- [STATED EXERCISE]: In the material below, find each line holding the string "Connect" and copy it.

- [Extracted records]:
# # # #
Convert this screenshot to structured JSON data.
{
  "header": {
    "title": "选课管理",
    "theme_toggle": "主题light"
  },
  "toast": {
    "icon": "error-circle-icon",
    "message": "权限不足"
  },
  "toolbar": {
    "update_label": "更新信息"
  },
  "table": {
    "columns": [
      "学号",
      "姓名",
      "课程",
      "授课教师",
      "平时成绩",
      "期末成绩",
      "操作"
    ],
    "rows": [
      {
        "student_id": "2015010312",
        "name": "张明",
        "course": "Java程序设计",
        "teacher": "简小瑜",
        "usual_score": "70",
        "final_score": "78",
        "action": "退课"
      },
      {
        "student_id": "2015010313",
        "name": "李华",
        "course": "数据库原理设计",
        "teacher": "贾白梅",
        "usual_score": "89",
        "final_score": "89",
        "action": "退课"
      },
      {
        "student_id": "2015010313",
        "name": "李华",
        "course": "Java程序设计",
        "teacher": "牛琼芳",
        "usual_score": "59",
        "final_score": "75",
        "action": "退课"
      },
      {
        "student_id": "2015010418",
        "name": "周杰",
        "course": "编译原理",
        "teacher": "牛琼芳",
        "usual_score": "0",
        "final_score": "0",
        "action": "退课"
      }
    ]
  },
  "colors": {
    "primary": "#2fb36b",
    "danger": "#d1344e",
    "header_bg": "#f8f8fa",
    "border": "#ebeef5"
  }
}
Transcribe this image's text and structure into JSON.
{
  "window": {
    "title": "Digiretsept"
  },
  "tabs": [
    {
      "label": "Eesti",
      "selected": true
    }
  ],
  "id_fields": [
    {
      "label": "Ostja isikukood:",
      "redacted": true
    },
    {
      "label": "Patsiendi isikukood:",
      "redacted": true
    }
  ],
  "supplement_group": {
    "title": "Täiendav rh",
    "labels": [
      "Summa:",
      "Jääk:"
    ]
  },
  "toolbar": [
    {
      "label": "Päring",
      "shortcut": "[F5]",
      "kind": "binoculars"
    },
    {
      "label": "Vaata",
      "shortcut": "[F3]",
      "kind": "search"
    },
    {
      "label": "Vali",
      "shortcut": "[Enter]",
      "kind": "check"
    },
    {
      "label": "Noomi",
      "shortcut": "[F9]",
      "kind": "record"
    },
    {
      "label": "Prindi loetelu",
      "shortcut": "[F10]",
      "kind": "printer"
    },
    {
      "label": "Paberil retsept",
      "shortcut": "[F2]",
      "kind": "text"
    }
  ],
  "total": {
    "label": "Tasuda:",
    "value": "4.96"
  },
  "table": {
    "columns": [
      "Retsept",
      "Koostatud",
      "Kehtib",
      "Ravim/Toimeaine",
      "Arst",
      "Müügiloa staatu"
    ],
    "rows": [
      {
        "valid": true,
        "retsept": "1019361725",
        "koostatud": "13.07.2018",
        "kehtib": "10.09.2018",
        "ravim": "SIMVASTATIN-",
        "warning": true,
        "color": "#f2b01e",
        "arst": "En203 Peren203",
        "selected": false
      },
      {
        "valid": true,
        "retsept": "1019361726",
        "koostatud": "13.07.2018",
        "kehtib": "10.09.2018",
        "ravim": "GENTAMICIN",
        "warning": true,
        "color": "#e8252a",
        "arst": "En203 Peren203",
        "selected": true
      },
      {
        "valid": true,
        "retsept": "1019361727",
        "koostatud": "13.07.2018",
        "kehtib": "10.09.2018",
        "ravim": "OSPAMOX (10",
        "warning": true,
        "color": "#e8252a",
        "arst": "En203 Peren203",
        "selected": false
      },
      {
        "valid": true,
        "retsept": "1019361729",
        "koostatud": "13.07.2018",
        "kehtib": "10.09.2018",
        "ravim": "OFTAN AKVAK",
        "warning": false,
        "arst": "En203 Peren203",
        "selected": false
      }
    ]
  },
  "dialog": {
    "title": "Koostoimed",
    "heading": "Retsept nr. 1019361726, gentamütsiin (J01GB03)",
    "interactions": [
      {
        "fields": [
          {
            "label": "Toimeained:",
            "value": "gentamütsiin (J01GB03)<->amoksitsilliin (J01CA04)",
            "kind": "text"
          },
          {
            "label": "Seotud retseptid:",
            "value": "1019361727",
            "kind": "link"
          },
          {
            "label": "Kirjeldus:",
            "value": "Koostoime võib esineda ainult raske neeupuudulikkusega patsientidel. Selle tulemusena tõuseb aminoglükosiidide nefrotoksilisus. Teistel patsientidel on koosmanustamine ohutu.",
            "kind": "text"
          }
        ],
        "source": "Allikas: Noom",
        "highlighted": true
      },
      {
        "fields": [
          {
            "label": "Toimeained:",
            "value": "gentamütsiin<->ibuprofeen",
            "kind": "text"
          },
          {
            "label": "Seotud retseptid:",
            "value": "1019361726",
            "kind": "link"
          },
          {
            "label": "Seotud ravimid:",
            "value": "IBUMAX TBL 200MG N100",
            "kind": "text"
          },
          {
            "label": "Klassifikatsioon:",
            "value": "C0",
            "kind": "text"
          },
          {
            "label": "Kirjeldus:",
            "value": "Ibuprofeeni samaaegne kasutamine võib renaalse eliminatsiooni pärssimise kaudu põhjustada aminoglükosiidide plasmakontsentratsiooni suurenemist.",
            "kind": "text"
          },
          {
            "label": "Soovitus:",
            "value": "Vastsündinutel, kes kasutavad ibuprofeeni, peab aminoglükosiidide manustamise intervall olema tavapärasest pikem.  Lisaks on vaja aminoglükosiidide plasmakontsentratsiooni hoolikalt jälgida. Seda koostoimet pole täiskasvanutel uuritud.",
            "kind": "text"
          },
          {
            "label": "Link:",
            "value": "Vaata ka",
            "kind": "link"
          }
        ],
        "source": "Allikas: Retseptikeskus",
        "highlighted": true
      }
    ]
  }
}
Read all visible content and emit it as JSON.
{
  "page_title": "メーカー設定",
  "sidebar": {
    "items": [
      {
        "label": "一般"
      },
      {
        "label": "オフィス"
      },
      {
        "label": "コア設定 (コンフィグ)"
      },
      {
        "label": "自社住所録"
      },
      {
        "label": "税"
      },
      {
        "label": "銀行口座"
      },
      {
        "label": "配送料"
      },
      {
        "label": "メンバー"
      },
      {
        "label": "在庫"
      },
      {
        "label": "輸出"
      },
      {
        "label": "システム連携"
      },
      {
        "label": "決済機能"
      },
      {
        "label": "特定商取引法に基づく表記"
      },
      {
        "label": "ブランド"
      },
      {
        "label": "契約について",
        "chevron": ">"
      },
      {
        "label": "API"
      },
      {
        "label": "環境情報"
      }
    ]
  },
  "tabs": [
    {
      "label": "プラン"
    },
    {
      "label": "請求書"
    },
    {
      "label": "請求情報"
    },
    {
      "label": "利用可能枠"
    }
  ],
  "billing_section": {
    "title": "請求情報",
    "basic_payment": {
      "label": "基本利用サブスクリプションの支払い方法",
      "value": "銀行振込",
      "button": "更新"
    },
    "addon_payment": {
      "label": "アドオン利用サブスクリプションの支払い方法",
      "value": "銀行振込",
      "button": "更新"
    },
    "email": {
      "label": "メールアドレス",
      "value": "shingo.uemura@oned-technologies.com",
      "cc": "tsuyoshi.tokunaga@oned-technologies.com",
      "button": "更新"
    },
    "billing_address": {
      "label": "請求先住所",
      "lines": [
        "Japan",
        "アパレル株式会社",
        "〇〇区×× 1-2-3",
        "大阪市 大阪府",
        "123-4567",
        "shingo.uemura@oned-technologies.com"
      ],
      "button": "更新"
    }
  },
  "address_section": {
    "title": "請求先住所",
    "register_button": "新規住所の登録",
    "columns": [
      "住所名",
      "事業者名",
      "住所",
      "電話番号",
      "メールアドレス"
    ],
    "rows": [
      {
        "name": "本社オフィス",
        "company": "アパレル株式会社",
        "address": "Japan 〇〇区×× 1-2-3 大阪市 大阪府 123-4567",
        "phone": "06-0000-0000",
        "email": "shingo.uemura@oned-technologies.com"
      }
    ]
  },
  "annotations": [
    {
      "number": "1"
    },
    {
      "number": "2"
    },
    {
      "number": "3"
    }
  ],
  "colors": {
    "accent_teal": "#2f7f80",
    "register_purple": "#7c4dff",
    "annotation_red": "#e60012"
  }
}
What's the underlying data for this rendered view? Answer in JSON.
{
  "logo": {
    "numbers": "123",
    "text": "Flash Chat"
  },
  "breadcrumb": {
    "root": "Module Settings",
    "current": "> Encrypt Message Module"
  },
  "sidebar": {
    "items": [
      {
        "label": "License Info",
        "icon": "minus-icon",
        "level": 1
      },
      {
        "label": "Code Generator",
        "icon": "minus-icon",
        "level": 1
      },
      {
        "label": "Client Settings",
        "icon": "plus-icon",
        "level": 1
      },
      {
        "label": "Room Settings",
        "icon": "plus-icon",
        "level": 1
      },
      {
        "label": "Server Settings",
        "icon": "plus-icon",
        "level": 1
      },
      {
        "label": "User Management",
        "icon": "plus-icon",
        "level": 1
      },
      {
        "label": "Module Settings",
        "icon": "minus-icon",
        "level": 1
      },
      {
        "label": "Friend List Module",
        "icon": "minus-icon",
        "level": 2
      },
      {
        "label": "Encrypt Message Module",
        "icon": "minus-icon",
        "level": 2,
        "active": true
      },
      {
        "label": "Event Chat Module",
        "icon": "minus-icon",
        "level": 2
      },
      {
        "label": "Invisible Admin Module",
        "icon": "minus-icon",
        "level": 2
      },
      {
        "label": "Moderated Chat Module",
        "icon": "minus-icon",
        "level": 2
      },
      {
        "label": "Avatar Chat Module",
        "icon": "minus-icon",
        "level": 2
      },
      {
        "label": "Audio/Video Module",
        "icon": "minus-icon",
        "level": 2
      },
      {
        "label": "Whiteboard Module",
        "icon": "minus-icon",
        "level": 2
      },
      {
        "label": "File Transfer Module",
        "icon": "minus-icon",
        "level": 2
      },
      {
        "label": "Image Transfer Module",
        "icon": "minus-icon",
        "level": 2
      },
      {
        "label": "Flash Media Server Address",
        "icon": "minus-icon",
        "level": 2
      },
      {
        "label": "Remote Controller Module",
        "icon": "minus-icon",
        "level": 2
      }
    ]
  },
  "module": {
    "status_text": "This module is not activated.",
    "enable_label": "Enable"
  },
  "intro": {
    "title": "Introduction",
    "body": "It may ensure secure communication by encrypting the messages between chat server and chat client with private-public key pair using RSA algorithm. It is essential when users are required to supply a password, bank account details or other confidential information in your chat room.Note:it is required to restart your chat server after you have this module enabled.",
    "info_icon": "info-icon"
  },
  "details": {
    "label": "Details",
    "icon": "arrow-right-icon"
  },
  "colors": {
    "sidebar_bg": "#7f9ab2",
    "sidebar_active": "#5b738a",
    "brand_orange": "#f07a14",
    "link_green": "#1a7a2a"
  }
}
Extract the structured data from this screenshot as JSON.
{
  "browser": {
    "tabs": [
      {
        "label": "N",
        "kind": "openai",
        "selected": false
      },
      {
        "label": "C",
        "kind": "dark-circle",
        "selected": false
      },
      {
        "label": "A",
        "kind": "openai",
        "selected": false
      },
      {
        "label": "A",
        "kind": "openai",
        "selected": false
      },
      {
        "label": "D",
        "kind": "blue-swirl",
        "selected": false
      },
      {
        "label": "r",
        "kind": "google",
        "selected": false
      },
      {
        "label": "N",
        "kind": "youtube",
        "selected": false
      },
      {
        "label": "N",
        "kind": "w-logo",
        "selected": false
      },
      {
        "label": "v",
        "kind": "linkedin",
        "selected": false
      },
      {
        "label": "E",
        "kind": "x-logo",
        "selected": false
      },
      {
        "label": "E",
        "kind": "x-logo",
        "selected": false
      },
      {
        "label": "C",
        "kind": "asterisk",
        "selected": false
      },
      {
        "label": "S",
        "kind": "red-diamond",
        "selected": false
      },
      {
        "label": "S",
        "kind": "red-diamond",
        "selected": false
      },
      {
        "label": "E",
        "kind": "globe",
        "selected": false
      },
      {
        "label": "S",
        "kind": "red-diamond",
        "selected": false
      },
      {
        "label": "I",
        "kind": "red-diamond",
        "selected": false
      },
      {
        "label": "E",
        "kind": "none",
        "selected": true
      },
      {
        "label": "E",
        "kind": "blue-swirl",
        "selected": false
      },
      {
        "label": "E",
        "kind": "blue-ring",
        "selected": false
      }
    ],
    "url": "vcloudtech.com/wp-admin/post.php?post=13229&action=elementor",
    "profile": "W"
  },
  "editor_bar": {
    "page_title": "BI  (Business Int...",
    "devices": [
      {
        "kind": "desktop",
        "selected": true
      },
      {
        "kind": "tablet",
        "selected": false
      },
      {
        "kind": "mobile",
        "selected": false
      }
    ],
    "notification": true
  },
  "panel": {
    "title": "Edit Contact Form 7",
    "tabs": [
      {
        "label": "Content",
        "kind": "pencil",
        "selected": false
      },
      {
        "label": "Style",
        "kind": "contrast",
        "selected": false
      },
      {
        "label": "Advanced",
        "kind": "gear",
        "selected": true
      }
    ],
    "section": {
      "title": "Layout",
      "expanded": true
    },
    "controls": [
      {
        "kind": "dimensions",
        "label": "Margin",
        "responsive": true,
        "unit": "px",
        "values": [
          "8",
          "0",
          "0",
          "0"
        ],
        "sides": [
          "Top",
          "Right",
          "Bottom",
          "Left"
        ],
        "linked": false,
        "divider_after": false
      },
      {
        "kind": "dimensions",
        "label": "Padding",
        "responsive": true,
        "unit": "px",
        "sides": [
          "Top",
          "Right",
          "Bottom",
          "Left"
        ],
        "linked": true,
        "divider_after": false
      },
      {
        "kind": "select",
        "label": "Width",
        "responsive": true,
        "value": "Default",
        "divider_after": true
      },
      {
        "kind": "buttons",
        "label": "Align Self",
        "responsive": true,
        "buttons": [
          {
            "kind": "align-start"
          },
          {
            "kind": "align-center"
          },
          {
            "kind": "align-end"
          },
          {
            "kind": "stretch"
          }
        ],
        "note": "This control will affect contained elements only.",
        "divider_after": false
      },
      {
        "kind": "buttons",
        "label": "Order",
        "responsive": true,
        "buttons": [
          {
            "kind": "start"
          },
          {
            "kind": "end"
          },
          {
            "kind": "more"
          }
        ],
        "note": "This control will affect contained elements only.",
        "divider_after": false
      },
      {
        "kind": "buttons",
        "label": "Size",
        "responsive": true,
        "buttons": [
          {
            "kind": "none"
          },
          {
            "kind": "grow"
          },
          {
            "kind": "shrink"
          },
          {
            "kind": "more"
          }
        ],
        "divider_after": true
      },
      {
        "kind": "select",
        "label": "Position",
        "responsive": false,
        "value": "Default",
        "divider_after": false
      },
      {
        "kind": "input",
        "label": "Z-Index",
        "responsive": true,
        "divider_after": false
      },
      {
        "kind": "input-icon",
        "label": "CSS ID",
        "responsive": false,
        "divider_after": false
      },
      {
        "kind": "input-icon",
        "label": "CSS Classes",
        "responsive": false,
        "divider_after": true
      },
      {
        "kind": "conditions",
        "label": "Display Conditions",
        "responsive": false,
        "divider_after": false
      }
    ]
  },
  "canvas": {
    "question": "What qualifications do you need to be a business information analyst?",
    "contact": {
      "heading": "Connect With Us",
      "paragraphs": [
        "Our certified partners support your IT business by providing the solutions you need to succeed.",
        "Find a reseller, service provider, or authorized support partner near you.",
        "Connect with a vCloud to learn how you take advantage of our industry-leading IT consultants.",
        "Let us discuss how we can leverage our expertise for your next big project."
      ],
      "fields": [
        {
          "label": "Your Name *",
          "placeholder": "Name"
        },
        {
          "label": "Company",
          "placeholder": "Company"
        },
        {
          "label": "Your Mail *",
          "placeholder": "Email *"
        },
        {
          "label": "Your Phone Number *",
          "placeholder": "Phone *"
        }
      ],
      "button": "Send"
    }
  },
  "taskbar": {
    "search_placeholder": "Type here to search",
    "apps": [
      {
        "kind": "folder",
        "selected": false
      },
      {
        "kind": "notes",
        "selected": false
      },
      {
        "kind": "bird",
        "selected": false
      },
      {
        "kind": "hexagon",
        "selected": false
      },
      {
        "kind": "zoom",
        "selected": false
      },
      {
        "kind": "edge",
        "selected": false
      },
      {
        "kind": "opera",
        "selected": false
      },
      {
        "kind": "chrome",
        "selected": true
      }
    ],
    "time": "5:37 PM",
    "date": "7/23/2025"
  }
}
# # # #
- [PROBLEM SOLUTION]:
      "heading": "Connect With Us",
        "Connect with a vCloud to learn how you take advantage of our industry-leading IT consultants.",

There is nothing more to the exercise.